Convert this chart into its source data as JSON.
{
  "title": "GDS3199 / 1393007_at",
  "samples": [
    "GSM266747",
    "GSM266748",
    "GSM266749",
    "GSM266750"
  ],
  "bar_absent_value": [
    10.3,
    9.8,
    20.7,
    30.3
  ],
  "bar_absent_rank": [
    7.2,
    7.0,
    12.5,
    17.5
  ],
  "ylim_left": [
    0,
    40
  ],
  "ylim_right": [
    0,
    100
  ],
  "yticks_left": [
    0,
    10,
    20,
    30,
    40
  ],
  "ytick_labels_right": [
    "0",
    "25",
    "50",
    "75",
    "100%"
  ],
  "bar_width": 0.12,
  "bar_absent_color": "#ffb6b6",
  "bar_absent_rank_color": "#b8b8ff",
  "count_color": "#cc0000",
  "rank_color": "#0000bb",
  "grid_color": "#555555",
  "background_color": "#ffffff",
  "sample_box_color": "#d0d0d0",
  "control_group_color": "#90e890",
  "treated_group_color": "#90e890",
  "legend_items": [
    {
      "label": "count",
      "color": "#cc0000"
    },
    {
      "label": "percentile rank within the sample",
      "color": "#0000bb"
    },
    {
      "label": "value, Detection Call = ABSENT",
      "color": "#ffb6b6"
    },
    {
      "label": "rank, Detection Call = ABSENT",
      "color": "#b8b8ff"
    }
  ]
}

# # # # #

| AIM |
Reproduce the full listing word for word.

| EXERCISE OUTPUT |
Convert this chart into its source data as JSON.
{
  "title": "GDS3199 / 1393007_at",
  "samples": [
    "GSM266747",
    "GSM266748",
    "GSM266749",
    "GSM266750"
  ],
  "bar_absent_value": [
    10.3,
    9.8,
    20.7,
    30.3
  ],
  "bar_absent_rank": [
    7.2,
    7.0,
    12.5,
    17.5
  ],
  "ylim_left": [
    0,
    40
  ],
  "ylim_right": [
    0,
    100
  ],
  "yticks_left": [
    0,
    10,
    20,
    30,
    40
  ],
  "ytick_labels_right": [
    "0",
    "25",
    "50",
    "75",
    "100%"
  ],
  "bar_width": 0.12,
  "bar_absent_color": "#ffb6b6",
  "bar_absent_rank_color": "#b8b8ff",
  "count_color": "#cc0000",
  "rank_color": "#0000bb",
  "grid_color": "#555555",
  "background_color": "#ffffff",
  "sample_box_color": "#d0d0d0",
  "control_group_color": "#90e890",
  "treated_group_color": "#90e890",
  "legend_items": [
    {
      "label": "count",
      "color": "#cc0000"
    },
    {
      "label": "percentile rank within the sample",
      "color": "#0000bb"
    },
    {
      "label": "value, Detection Call = ABSENT",
      "color": "#ffb6b6"
    },
    {
      "label": "rank, Detection Call = ABSENT",
      "color": "#b8b8ff"
    }
  ]
}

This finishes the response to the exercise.